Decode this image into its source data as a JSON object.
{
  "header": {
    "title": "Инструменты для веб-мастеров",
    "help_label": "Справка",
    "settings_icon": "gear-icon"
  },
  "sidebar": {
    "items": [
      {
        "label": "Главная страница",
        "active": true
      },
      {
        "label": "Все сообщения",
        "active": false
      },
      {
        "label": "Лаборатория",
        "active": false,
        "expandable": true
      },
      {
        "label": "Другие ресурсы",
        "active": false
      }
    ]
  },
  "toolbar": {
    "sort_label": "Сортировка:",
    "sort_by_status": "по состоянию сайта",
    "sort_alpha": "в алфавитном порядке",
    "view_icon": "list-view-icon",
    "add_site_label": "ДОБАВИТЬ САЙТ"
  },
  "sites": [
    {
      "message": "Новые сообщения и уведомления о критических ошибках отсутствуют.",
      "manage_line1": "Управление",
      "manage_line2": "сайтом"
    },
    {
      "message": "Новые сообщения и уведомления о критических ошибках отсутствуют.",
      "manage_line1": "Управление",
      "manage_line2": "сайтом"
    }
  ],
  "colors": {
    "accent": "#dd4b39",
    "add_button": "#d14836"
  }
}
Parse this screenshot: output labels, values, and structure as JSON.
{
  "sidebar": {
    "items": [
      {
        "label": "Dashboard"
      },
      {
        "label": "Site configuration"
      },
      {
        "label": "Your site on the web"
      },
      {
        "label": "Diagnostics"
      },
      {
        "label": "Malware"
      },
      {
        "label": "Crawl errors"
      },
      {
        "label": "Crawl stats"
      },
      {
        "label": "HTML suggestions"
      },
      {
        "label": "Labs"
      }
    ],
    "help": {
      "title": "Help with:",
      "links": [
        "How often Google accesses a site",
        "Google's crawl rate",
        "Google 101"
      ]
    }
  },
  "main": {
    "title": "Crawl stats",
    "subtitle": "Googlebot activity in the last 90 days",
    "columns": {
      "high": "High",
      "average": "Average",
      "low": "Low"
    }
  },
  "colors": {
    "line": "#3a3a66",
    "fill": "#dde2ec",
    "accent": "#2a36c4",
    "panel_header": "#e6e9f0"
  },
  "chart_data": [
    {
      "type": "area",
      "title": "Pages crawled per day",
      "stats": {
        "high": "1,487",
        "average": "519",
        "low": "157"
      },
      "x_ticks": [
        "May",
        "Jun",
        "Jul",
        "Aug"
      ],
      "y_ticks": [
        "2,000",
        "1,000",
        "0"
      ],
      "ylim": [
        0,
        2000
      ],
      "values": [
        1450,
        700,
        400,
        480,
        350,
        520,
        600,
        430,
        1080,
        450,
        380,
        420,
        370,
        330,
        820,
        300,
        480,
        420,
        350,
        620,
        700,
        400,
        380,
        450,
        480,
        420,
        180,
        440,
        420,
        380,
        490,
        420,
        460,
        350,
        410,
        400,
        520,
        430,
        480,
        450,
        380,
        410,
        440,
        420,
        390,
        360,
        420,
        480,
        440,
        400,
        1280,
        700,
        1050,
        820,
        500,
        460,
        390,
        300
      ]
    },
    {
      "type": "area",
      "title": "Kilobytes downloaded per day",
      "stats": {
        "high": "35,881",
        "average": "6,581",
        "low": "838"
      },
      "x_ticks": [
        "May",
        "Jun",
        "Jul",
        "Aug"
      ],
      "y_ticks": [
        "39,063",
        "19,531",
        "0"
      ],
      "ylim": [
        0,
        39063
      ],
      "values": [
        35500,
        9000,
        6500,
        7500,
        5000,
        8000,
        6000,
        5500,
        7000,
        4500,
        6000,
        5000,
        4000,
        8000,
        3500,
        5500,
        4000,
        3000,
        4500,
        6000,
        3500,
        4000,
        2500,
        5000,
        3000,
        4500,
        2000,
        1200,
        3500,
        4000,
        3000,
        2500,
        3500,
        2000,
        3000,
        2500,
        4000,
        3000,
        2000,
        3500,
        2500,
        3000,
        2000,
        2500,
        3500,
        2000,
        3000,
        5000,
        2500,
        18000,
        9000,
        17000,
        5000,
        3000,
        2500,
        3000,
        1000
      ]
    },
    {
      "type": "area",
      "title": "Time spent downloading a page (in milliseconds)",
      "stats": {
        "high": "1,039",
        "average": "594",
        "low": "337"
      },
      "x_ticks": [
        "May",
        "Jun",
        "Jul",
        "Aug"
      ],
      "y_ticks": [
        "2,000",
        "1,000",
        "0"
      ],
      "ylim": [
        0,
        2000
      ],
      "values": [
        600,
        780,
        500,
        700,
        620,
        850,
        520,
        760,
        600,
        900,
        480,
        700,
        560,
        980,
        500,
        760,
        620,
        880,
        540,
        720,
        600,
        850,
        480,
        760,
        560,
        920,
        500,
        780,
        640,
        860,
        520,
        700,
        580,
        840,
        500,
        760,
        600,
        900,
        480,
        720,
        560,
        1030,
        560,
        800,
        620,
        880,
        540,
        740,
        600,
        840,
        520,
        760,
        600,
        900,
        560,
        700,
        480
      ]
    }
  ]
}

— GIVEN INSTRUCTION —
In the records above, find the lines containing "high" and copy them.

— RESPONSE TO THE TASK —
      "high": "High",
        "high": "1,487",
        "high": "35,881",
        "high": "1,039",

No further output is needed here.